:: TASK DETAILS ::
Check each line of the listing for the string "jaune", then state how many lines have it. Only the number is wanted.

:: RECORD EXCERPTS ::
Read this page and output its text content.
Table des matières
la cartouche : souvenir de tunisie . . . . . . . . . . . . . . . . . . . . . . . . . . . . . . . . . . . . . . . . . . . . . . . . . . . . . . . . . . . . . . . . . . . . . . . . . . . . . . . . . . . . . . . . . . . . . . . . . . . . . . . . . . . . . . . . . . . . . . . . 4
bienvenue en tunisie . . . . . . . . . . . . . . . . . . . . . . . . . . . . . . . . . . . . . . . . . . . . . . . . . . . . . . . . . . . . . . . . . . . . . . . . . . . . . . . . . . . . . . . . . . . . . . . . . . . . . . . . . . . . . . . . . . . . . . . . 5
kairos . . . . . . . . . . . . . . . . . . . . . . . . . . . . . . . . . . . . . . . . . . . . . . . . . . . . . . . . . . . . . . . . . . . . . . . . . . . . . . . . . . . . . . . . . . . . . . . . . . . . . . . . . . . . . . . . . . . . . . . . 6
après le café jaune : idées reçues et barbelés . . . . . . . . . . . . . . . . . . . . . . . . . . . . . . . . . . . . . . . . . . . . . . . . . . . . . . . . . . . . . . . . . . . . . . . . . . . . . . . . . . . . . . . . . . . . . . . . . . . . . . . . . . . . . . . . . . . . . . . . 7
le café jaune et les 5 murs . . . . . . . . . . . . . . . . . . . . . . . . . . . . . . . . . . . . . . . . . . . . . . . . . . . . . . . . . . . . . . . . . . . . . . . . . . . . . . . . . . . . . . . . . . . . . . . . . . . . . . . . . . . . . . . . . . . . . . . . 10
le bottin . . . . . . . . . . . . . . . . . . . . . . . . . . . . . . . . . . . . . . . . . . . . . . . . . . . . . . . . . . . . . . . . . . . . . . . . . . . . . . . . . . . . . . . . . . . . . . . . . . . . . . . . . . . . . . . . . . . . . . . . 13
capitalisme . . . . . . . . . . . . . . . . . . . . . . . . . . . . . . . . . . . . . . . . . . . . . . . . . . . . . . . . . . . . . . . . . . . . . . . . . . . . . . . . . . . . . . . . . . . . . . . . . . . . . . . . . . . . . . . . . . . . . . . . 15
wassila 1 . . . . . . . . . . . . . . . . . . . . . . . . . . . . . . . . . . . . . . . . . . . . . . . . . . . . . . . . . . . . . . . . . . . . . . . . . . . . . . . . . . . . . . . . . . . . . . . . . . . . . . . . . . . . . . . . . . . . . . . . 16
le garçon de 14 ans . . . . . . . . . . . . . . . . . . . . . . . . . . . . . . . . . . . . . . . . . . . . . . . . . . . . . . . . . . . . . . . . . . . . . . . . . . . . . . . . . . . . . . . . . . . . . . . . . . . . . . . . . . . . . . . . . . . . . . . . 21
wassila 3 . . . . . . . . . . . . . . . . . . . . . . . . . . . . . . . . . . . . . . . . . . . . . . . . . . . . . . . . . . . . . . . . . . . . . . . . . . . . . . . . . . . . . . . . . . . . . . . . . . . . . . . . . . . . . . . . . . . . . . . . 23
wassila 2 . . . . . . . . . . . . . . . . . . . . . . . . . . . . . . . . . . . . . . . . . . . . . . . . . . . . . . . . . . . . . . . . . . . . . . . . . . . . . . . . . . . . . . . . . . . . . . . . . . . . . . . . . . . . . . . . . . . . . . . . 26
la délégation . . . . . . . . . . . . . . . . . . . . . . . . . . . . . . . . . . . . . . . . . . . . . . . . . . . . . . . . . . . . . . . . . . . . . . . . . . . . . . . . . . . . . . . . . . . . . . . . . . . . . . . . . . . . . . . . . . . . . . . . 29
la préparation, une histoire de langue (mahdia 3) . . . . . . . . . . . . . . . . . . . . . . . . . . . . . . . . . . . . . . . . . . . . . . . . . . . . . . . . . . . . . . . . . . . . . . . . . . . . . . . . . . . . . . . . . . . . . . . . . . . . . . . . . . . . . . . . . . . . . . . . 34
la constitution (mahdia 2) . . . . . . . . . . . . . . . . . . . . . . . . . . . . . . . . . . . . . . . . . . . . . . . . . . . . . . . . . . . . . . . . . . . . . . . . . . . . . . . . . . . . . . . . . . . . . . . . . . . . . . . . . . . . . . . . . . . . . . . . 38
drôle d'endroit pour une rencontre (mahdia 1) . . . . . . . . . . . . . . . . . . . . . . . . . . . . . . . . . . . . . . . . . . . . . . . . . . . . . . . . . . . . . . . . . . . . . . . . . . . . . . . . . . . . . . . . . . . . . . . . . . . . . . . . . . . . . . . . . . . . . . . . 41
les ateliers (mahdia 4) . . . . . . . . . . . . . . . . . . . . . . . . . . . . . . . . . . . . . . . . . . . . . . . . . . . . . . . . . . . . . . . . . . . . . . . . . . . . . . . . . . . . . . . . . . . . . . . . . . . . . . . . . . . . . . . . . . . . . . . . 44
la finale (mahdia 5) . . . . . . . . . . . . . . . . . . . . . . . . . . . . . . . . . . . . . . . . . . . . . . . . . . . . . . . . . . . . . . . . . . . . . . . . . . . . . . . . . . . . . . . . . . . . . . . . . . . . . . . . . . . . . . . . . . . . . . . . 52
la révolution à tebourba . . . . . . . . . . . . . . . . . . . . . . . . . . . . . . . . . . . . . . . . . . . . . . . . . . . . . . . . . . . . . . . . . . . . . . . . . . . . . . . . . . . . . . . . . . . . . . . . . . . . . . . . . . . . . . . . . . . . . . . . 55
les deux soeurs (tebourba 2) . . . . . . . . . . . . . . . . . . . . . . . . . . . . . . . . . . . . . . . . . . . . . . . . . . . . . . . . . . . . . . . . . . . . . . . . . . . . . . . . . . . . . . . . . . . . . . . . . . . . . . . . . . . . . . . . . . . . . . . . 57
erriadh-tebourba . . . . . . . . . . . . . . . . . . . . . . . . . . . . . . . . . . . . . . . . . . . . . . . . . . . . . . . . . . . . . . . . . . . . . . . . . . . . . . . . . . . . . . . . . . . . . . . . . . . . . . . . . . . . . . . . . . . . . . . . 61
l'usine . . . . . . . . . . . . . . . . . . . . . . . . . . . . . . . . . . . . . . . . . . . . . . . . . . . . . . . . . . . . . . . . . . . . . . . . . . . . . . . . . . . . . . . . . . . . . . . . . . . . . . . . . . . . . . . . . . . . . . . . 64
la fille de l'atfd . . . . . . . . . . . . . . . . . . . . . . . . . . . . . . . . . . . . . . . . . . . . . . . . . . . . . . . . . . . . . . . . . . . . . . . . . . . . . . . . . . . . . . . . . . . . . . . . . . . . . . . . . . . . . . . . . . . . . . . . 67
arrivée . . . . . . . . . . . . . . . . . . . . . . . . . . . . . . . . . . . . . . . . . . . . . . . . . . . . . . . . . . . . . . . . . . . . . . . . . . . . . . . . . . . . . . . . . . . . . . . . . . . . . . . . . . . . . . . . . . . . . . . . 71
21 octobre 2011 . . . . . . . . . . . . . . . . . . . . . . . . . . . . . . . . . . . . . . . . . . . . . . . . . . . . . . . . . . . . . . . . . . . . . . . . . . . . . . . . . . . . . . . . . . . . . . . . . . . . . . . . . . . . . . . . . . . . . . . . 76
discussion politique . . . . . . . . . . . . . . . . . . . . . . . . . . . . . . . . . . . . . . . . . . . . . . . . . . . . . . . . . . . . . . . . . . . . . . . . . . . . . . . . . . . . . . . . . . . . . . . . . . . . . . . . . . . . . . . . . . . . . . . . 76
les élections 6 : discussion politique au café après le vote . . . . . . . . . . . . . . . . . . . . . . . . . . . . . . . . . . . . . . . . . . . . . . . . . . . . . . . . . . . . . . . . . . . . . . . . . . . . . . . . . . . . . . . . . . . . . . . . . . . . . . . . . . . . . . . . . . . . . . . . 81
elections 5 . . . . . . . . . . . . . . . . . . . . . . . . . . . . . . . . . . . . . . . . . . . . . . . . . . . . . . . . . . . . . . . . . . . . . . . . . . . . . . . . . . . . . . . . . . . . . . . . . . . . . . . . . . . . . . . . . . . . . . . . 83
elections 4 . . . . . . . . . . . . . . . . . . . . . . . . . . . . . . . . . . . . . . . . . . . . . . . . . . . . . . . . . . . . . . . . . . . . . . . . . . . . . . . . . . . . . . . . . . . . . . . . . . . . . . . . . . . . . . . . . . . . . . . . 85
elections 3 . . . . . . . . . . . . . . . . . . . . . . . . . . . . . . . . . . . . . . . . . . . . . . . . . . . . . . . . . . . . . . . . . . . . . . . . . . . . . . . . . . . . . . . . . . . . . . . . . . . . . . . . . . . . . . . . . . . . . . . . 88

:: TASK SOLUTION ::
2